## begin RECORDS FOR THE TASK
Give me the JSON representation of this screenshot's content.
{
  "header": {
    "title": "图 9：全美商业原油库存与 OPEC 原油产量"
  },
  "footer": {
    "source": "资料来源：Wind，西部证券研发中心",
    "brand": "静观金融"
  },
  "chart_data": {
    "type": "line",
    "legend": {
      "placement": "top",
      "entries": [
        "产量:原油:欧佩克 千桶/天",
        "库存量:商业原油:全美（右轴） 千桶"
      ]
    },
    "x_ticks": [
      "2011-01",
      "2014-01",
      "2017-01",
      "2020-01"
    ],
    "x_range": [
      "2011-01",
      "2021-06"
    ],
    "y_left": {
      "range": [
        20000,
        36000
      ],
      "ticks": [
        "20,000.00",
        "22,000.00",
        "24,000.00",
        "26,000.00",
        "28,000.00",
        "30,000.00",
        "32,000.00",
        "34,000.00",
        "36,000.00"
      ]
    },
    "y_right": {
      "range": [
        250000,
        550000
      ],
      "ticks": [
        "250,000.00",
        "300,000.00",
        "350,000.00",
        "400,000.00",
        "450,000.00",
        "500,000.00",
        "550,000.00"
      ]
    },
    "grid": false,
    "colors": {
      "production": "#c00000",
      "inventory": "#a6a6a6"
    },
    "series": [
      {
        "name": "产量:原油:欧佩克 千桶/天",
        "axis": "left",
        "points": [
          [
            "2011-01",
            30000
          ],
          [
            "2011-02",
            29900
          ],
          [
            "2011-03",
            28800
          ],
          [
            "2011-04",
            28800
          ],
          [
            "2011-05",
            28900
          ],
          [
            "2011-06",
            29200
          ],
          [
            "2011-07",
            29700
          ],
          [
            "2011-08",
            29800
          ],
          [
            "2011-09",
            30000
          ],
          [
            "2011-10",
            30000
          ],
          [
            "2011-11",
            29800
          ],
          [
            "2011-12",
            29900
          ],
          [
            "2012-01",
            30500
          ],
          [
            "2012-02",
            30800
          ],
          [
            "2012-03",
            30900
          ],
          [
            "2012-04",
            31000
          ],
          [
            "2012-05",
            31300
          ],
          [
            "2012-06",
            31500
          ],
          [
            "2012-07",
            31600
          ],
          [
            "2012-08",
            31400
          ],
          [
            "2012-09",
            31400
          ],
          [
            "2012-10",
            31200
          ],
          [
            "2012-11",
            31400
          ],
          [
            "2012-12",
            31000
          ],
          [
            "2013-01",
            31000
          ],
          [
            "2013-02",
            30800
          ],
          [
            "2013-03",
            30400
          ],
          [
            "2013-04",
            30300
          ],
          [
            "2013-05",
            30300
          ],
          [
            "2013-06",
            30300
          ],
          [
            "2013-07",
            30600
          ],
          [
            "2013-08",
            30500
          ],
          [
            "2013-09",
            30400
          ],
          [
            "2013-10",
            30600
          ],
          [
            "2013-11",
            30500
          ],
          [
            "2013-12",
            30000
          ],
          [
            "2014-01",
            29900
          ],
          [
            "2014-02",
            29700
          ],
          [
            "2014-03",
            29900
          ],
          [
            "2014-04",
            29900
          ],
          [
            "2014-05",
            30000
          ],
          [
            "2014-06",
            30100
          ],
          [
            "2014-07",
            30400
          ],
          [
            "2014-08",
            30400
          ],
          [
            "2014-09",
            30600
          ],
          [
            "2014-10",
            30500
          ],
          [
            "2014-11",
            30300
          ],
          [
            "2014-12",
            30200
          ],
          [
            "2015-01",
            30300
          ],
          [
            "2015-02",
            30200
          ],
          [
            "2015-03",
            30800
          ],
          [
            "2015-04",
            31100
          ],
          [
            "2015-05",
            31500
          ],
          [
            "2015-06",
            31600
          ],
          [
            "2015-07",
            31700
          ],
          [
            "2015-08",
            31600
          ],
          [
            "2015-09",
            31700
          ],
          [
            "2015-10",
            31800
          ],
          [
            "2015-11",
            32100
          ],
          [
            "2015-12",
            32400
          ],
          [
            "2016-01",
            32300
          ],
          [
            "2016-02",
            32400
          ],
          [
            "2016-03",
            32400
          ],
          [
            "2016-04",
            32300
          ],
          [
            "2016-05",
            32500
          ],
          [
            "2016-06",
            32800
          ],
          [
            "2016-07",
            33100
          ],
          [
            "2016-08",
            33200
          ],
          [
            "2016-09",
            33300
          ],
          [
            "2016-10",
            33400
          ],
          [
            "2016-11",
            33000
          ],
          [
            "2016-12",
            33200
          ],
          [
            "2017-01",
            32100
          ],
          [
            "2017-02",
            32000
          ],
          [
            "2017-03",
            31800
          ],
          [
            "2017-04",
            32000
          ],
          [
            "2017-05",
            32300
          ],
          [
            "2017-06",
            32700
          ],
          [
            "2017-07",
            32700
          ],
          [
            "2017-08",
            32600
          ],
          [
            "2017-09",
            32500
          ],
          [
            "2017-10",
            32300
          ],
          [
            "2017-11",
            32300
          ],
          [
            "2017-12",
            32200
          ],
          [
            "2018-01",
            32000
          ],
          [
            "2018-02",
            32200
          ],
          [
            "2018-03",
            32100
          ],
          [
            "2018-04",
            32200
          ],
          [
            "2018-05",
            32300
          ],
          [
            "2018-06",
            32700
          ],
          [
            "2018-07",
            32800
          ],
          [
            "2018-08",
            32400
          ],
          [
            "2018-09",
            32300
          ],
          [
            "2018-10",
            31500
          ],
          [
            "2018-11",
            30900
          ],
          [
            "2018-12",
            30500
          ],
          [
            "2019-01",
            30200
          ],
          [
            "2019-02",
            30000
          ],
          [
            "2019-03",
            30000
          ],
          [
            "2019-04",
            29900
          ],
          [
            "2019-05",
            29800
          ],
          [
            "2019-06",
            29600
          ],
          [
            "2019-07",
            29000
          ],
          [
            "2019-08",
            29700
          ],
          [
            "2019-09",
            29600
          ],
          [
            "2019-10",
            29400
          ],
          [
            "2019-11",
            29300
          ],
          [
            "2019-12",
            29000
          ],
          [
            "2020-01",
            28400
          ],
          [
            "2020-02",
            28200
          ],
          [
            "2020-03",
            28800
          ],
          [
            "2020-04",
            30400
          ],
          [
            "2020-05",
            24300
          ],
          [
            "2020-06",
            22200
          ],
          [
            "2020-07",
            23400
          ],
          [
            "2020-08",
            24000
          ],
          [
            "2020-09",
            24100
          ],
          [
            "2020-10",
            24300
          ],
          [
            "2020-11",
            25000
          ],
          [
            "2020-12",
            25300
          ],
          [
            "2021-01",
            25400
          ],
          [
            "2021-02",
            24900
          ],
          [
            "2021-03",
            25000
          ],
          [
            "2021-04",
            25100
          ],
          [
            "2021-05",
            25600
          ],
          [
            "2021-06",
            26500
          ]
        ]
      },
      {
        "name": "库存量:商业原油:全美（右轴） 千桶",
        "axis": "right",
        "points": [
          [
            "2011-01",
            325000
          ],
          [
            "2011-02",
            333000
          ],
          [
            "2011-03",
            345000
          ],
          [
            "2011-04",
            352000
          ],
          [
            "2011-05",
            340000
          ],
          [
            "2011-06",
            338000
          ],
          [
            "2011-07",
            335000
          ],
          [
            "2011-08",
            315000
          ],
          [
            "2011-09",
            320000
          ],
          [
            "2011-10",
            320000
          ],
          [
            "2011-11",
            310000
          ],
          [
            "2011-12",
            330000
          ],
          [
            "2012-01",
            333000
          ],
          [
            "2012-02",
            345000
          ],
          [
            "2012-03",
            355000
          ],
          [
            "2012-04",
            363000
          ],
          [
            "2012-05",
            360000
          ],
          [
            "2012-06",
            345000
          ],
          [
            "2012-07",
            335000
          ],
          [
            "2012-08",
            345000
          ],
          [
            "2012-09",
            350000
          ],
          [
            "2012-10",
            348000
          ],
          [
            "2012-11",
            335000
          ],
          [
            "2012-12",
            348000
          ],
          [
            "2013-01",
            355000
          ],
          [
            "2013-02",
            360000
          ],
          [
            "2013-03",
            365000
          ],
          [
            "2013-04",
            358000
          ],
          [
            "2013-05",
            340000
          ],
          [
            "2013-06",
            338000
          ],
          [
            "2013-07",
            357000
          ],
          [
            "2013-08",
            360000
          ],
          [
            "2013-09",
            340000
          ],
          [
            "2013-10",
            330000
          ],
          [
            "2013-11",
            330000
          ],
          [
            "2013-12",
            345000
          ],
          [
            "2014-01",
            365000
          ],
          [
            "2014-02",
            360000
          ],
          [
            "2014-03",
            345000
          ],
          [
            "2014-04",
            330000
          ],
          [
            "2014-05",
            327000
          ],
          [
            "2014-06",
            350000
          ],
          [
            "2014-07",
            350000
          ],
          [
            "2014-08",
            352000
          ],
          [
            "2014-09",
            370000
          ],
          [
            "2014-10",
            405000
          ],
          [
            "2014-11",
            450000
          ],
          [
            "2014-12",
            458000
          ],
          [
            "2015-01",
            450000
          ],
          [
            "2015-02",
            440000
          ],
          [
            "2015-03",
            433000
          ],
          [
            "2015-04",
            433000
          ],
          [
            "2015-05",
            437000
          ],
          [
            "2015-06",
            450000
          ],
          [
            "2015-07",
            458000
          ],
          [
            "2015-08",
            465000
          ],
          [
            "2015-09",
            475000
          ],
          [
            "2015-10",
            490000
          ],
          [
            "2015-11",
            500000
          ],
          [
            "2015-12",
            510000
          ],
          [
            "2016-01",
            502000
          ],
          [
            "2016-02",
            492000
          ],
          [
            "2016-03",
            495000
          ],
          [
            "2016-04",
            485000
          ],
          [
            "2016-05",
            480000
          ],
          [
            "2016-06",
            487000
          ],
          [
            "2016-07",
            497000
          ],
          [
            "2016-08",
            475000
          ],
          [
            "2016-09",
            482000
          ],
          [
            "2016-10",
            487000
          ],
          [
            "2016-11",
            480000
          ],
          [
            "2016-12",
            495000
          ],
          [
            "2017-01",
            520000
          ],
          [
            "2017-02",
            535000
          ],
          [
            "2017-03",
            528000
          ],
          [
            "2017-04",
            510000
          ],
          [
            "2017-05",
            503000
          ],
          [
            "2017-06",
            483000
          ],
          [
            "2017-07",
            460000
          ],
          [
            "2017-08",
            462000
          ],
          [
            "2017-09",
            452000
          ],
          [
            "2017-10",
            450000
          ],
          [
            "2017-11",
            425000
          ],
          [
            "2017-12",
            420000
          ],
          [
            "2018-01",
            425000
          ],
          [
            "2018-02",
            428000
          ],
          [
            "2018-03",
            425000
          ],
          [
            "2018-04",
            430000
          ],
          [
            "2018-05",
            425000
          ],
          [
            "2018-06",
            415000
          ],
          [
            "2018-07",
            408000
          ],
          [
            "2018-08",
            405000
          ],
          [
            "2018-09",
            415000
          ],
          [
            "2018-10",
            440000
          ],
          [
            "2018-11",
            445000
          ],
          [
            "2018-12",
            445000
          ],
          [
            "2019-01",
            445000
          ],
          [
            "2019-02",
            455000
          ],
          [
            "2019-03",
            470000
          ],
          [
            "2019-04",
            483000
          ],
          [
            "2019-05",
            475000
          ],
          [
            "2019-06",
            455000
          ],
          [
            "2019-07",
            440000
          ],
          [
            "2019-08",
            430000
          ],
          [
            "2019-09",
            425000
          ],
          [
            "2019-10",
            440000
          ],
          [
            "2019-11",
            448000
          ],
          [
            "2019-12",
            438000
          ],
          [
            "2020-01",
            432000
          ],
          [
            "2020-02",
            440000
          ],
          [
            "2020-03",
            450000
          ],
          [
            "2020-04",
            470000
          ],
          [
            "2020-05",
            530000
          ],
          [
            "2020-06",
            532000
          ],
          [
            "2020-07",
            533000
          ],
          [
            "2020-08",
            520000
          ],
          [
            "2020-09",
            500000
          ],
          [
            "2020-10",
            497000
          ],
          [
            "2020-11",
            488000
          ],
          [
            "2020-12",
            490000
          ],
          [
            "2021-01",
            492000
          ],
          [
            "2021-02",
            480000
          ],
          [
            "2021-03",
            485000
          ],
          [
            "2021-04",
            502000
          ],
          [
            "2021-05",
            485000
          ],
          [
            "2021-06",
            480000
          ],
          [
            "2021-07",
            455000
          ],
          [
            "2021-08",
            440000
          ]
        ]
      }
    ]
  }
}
## end RECORDS FOR THE TASK
GIVEN REQUEST: From the records given above, copy all lines containing "name".

EXERCISE ANSWER:
        "name": "产量:原油:欧佩克 千桶/天",
        "name": "库存量:商业原油:全美（右轴） 千桶",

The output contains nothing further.